■ **Material supplied**
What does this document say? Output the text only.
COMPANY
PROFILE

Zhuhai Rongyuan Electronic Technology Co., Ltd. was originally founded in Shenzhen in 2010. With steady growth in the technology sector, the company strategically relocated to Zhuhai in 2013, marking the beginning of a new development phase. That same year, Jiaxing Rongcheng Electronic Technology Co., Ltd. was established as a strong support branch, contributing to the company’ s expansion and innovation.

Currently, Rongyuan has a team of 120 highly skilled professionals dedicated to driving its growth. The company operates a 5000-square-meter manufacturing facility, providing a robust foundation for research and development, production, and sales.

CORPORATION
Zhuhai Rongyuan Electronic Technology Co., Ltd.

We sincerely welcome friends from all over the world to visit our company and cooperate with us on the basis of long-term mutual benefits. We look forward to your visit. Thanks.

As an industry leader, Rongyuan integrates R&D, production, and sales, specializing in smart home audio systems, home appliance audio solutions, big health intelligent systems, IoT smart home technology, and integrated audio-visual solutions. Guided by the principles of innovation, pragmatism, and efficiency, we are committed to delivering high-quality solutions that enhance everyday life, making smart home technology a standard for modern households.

==

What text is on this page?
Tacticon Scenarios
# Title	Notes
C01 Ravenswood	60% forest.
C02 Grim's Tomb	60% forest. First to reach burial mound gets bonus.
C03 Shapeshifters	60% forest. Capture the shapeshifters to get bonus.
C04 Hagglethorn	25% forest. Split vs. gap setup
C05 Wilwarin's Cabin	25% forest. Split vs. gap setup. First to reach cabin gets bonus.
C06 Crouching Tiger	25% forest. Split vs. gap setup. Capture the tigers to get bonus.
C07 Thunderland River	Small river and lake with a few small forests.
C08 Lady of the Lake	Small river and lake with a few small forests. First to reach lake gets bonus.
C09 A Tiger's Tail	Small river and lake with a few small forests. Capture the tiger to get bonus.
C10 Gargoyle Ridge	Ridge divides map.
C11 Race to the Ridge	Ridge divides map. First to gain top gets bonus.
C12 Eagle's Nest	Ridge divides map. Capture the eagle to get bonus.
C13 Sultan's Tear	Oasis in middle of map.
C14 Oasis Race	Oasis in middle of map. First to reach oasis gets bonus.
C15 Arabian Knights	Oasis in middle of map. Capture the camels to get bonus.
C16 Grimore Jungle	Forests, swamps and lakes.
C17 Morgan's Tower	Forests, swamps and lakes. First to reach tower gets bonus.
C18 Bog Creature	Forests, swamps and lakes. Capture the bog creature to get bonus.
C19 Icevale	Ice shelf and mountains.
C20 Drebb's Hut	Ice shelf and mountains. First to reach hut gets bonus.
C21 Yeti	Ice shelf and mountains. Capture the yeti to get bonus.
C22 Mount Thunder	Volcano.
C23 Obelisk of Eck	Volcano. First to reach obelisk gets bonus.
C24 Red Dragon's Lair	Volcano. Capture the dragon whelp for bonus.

--

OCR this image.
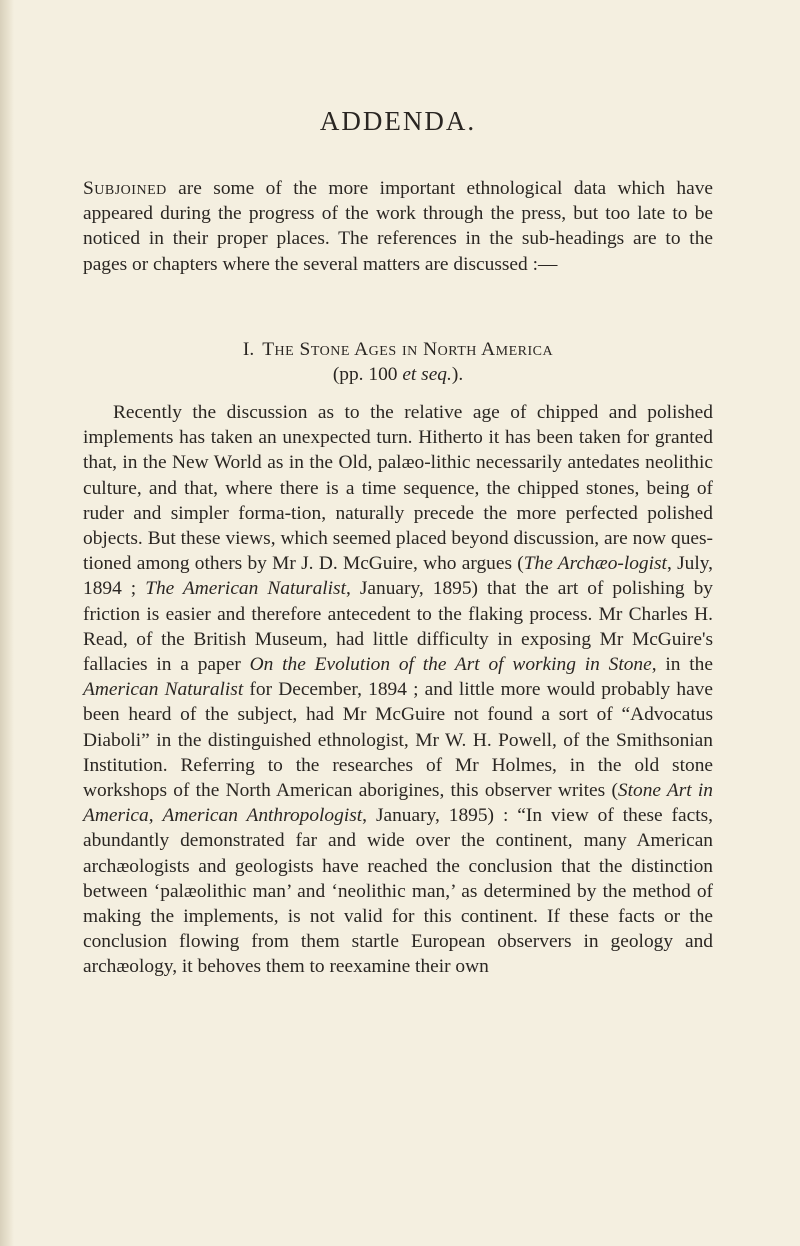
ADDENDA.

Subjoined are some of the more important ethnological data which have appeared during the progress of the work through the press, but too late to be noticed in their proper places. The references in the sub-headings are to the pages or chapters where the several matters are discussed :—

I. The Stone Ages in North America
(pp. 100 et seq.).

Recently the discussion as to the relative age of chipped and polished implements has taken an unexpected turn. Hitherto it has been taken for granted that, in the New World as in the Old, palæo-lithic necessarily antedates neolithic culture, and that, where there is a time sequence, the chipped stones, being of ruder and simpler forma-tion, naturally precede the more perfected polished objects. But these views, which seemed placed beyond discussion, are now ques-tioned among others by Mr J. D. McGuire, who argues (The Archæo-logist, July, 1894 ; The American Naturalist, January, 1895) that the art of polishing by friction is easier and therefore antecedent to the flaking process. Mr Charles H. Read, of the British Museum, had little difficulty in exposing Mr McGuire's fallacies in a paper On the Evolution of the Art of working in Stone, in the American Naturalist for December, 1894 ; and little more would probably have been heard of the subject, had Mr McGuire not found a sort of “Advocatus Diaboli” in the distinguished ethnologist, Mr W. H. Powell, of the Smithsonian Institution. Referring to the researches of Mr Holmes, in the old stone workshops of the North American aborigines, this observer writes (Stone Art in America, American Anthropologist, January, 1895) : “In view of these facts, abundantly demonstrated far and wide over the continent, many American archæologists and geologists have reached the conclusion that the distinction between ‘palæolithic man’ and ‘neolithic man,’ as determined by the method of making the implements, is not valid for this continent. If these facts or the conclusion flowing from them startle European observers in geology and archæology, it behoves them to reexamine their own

■ **Written exercise**
Extract every line that has the string "Stone" in it.

■ **Response for this exercise**
I. The Stone Ages in North America
Recently the discussion as to the relative age of chipped and polished implements has taken an unexpected turn. Hitherto it has been taken for granted that, in the New World as in the Old, palæo-lithic necessarily antedates neolithic culture, and that, where there is a time sequence, the chipped stones, being of ruder and simpler forma-tion, naturally precede the more perfected polished objects. But these views, which seemed placed beyond discussion, are now ques-tioned among others by Mr J. D. McGuire, who argues (The Archæo-logist, July, 1894 ; The American Naturalist, January, 1895) that the art of polishing by friction is easier and therefore antecedent to the flaking process. Mr Charles H. Read, of the British Museum, had little difficulty in exposing Mr McGuire's fallacies in a paper On the Evolution of the Art of working in Stone, in the American Naturalist for December, 1894 ; and little more would probably have been heard of the subject, had Mr McGuire not found a sort of “Advocatus Diaboli” in the distinguished ethnologist, Mr W. H. Powell, of the Smithsonian Institution. Referring to the researches of Mr Holmes, in the old stone workshops of the North American aborigines, this observer writes (Stone Art in America, American Anthropologist, January, 1895) : “In view of these facts, abundantly demonstrated far and wide over the continent, many American archæologists and geologists have reached the conclusion that the distinction between ‘palæolithic man’ and ‘neolithic man,’ as determined by the method of making the implements, is not valid for this continent. If these facts or the conclusion flowing from them startle European observers in geology and archæology, it behoves them to reexamine their own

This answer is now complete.